EXCERPTED DATA -
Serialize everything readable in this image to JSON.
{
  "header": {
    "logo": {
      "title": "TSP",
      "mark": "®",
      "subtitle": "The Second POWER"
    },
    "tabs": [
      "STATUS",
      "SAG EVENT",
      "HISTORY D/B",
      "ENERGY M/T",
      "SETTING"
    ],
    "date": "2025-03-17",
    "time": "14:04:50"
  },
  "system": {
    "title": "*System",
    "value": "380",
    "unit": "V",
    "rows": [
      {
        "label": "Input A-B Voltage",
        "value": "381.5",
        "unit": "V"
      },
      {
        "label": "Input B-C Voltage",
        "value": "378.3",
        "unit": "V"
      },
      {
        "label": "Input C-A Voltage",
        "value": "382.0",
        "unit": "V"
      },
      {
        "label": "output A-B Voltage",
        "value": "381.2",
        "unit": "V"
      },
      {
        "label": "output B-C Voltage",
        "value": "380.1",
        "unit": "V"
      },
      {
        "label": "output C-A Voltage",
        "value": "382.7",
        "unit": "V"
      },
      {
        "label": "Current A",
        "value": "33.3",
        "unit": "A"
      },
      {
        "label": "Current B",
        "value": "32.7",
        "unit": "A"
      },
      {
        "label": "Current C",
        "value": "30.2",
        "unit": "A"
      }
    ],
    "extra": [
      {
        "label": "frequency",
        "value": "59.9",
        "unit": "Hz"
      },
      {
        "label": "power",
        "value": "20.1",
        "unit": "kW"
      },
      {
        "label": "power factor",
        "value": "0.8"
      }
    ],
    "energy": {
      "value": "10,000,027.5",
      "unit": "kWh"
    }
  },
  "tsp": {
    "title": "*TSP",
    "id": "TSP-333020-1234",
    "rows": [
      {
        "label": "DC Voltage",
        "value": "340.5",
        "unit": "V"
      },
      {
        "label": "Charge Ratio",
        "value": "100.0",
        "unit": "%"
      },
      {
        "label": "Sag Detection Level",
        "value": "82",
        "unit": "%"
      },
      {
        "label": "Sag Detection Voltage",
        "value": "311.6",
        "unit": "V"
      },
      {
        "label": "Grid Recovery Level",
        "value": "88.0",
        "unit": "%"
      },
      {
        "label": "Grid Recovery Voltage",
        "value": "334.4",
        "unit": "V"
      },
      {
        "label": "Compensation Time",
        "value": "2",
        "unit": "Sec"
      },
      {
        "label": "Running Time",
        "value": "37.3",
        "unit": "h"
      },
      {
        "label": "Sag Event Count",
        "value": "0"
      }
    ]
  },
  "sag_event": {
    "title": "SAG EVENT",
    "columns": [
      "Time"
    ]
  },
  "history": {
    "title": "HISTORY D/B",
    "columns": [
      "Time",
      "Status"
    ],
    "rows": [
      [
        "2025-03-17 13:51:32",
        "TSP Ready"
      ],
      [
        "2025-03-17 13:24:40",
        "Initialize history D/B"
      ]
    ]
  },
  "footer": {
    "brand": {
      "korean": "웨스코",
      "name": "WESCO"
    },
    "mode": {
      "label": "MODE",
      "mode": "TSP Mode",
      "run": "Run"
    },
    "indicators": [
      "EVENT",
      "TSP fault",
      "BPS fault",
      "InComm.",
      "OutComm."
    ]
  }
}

EXERCISE AIM -
Pick out the lines above containing the word "Current", then copy them.

ANSWER TO THIS PROBLEM -
        "label": "Current A",
        "label": "Current B",
        "label": "Current C",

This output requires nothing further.